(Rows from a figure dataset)
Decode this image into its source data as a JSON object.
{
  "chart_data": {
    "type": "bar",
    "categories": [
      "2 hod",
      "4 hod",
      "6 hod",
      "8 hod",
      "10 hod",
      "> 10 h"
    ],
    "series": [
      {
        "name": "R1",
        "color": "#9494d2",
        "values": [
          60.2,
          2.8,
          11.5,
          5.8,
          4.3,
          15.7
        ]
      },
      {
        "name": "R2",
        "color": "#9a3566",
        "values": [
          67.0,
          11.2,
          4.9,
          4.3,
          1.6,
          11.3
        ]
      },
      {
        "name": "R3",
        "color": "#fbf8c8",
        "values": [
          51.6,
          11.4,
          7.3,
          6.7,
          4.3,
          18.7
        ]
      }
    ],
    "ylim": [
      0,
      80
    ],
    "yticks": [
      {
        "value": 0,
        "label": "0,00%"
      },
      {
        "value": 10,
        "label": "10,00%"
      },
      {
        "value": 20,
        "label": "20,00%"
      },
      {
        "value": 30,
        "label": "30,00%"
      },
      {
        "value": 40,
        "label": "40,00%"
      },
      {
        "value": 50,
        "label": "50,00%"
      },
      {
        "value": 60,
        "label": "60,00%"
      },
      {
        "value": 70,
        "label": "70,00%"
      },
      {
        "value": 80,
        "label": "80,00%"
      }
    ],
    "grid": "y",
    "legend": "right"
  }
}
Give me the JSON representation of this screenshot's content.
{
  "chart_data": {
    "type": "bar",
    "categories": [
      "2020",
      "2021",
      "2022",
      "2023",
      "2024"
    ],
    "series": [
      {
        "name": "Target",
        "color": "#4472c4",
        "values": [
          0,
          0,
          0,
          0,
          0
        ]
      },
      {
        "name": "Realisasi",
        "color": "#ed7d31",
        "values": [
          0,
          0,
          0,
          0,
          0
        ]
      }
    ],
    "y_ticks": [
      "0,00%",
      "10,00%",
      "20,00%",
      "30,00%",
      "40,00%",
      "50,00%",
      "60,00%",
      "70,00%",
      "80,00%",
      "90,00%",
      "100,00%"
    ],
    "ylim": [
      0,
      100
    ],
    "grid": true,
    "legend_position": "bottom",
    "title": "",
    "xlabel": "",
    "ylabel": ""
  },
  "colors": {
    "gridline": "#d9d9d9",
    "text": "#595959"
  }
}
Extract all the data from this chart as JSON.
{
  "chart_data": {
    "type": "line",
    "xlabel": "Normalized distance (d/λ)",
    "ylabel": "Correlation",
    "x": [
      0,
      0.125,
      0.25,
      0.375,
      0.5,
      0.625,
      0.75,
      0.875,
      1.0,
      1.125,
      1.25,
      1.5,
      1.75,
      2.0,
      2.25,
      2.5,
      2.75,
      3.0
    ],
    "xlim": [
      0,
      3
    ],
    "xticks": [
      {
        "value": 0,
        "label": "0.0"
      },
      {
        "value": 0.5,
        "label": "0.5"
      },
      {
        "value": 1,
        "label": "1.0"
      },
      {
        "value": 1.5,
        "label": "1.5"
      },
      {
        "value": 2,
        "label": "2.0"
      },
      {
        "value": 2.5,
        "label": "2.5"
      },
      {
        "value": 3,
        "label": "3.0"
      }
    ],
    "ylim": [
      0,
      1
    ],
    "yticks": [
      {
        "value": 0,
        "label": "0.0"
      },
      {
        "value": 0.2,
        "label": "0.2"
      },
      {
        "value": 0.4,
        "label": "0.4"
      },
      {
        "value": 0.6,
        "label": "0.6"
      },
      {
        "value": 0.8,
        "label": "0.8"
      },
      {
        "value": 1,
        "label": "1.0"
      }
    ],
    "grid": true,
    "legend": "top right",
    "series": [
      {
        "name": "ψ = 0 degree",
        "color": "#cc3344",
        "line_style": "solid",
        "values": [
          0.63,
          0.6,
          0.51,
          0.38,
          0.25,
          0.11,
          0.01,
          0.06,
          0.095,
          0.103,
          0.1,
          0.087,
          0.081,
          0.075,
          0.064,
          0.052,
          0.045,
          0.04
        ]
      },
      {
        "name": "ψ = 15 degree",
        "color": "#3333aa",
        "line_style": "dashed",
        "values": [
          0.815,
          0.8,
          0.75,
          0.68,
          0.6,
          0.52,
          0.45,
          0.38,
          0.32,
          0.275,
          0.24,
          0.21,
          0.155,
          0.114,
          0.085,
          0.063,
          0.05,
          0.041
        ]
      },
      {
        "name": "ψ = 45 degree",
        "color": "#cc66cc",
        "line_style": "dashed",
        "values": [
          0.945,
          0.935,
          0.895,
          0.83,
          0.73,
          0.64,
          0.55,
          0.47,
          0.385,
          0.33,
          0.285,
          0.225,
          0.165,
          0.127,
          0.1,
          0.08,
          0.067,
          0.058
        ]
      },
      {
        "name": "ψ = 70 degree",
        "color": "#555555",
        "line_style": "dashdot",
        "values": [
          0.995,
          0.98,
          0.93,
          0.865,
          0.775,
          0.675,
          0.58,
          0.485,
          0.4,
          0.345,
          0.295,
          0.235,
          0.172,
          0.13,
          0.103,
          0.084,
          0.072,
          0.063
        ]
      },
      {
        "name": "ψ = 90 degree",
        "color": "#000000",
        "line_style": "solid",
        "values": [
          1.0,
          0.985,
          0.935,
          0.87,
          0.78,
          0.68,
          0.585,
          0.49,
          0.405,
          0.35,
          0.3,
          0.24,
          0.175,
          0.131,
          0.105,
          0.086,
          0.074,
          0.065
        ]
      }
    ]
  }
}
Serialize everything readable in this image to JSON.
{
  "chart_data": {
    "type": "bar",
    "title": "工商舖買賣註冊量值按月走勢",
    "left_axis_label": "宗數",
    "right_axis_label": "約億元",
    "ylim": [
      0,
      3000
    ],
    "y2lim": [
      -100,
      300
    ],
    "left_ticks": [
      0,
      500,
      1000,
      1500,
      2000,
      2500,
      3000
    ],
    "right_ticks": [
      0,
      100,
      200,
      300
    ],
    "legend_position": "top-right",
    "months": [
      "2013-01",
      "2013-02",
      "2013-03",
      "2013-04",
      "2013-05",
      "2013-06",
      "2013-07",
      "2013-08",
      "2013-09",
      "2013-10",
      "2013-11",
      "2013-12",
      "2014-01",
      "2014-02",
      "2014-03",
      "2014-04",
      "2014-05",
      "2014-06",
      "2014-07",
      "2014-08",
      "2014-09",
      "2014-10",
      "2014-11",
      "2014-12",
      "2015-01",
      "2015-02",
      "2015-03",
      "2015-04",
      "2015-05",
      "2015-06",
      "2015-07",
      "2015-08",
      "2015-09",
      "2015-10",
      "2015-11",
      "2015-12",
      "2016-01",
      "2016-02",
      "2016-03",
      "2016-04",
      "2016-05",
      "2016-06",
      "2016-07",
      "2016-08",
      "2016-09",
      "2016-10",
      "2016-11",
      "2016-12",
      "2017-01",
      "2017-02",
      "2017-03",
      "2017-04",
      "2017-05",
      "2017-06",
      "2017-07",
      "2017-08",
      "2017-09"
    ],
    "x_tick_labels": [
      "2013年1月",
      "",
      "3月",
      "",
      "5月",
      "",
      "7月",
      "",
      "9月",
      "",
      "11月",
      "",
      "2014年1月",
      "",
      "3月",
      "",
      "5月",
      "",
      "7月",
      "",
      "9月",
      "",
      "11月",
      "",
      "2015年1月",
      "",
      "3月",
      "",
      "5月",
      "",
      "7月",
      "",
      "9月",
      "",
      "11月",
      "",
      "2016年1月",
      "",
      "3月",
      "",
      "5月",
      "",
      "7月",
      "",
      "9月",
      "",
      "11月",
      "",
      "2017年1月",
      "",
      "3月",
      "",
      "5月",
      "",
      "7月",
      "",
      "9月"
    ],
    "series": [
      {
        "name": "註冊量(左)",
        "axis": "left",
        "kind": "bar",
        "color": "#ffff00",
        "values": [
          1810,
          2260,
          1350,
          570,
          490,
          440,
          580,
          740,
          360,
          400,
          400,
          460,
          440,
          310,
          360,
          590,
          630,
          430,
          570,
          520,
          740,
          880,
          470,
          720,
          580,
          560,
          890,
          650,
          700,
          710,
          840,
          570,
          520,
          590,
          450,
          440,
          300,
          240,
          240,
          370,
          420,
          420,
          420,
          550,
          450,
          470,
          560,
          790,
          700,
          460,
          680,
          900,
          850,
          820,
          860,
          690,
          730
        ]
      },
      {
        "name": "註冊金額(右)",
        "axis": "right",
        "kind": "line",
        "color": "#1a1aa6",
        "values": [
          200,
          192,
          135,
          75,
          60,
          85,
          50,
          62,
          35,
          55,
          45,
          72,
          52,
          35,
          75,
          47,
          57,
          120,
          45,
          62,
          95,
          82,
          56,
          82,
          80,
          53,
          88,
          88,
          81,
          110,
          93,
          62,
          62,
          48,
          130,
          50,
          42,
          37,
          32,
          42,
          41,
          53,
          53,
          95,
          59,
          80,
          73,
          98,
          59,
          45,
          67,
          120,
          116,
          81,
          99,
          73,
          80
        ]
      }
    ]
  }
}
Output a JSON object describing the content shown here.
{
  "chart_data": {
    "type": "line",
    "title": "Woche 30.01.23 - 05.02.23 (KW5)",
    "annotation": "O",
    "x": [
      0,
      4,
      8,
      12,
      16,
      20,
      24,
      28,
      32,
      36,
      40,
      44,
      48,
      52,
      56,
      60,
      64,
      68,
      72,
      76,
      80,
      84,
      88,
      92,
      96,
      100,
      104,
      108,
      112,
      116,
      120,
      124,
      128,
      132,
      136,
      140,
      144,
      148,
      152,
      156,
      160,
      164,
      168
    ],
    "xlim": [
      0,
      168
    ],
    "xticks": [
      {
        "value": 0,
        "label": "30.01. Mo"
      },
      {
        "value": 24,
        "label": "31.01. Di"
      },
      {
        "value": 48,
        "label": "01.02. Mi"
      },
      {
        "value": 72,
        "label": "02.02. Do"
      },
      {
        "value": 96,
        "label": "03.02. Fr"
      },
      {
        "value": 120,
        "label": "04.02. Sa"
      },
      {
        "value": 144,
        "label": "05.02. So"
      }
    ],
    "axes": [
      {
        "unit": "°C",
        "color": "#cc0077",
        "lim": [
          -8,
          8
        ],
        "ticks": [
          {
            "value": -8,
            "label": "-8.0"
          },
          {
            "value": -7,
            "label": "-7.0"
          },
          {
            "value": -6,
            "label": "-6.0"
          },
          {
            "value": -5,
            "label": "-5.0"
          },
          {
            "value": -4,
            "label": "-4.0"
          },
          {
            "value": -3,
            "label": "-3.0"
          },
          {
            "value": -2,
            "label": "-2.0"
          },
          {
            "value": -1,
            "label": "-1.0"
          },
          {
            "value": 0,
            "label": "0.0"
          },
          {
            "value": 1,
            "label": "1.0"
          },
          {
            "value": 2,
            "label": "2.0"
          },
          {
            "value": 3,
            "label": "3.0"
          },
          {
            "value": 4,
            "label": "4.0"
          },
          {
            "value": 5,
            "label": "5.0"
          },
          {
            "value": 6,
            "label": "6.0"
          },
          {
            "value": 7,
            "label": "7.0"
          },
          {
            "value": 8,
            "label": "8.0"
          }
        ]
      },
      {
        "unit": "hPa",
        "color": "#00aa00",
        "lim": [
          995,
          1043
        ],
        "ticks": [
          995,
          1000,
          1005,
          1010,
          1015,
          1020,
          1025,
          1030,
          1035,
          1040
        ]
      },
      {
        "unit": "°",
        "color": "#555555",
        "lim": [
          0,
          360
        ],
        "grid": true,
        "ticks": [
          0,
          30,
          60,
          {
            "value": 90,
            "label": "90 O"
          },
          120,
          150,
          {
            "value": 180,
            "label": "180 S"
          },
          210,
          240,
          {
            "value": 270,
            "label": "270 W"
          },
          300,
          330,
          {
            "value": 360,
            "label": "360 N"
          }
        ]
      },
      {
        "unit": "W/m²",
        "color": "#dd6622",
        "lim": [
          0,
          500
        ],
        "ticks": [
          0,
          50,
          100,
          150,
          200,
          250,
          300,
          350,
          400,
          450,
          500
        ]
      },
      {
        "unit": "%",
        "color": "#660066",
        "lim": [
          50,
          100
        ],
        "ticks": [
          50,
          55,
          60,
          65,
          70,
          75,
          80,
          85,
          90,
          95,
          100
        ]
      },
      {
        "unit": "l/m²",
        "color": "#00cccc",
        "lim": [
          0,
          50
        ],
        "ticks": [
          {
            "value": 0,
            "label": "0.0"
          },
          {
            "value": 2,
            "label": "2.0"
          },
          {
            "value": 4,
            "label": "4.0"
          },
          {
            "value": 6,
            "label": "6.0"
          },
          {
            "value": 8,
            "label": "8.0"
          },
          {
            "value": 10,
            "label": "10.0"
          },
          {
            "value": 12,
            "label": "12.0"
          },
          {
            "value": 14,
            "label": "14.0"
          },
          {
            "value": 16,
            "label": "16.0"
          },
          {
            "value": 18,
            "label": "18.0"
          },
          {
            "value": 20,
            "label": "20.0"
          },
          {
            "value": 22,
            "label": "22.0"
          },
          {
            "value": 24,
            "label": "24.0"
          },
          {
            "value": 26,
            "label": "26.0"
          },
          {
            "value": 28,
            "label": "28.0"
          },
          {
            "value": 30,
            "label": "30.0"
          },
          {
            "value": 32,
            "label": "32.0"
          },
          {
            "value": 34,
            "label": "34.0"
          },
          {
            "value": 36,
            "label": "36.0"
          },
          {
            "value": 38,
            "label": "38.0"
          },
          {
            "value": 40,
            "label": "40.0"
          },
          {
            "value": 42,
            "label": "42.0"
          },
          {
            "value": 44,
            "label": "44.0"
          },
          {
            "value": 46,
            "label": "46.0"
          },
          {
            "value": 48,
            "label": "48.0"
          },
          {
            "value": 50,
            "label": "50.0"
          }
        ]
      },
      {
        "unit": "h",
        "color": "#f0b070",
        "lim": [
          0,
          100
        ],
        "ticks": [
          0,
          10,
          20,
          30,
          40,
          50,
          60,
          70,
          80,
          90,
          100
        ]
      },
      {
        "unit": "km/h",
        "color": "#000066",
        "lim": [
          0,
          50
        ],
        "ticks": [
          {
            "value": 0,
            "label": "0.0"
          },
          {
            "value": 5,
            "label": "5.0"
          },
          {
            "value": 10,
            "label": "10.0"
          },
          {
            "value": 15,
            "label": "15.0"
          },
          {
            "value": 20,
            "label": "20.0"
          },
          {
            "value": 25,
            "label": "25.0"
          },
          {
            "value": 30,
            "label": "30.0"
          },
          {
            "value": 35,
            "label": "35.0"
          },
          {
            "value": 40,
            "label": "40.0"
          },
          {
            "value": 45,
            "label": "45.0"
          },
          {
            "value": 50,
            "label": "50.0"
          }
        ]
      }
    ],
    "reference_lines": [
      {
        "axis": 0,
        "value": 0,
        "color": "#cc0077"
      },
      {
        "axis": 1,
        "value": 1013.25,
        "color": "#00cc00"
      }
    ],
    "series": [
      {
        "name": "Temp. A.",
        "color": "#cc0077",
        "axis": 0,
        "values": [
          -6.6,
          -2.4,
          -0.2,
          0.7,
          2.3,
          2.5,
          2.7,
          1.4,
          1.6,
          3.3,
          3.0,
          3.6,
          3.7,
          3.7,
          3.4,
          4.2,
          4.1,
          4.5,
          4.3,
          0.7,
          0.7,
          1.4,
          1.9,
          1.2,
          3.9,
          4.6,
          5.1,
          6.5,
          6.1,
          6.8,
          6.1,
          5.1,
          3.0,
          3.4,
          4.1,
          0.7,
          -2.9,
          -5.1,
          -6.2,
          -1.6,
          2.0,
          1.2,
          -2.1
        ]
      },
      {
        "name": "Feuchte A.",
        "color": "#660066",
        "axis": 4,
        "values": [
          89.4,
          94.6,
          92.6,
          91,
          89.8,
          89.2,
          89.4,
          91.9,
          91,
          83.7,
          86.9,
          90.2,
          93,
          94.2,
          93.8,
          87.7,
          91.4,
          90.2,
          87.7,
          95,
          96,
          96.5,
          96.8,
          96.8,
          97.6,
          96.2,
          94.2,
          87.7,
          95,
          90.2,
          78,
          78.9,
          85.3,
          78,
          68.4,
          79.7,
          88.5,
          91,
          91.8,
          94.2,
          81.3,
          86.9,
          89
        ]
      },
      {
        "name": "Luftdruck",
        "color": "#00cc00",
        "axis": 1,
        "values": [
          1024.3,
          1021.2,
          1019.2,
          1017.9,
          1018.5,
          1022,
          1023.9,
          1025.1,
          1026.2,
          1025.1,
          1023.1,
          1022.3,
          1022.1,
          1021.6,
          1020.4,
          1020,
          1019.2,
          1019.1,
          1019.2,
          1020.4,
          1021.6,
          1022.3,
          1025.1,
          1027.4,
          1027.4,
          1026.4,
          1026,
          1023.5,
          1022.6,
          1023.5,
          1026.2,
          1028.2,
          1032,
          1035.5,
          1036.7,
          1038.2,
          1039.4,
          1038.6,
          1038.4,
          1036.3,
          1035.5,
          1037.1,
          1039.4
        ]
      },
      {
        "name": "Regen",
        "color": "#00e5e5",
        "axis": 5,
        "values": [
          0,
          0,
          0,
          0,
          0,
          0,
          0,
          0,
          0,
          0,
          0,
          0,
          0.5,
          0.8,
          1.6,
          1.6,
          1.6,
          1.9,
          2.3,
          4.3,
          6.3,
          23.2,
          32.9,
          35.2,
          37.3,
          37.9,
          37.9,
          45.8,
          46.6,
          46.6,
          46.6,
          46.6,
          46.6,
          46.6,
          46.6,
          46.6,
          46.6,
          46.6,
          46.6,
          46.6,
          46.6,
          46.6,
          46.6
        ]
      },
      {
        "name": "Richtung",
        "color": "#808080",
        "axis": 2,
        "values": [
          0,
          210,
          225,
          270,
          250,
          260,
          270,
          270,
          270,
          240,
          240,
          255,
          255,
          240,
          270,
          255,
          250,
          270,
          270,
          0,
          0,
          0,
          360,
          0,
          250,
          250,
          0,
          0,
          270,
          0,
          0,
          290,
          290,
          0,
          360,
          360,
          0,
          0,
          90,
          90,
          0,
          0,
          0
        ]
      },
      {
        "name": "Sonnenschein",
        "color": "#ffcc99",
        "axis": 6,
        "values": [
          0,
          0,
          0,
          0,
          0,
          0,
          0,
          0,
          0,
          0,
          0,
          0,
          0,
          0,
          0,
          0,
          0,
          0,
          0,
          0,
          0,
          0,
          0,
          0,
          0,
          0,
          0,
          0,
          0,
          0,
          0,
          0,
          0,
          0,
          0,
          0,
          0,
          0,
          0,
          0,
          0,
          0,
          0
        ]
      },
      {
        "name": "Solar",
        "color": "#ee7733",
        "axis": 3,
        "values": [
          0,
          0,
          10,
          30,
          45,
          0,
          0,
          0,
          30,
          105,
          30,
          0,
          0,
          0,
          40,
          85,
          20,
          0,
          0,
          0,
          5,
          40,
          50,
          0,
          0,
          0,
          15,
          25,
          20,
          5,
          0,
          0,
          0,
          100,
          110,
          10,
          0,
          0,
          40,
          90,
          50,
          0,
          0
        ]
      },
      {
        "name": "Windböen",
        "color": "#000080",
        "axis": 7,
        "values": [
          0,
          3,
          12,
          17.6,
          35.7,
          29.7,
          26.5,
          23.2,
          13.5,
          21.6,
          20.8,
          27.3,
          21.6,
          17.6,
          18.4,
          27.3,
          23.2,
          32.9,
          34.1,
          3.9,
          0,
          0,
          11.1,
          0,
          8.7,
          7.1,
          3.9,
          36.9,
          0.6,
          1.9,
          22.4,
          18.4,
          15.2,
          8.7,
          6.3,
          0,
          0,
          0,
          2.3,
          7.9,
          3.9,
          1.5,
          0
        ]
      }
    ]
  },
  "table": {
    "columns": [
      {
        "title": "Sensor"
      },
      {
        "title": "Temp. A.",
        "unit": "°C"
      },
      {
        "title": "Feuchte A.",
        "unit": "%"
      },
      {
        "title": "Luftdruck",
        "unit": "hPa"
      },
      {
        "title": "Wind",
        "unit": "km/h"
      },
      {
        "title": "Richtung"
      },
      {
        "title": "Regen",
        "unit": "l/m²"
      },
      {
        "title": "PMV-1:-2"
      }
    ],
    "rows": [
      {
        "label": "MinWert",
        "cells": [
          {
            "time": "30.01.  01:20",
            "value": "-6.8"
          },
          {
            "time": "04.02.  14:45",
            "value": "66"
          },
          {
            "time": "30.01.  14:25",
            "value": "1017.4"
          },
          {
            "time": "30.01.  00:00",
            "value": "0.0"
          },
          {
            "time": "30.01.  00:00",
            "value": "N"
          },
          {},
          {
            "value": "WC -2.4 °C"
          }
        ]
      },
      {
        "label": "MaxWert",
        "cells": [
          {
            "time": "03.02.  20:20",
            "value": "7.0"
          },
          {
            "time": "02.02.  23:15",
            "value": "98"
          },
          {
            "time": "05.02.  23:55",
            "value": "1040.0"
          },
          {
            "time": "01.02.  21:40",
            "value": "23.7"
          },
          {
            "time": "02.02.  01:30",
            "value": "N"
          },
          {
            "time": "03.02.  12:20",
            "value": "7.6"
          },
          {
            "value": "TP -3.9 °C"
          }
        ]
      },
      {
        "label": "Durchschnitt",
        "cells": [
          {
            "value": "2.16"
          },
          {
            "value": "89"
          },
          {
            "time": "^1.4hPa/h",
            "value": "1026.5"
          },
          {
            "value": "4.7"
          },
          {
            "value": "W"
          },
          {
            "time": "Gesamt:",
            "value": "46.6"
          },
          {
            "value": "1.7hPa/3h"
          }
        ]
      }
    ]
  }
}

» BRIEF:
Compute the number of lines above that contain the string "degree". Reply with that value only.

» TASK SOLUTION:
5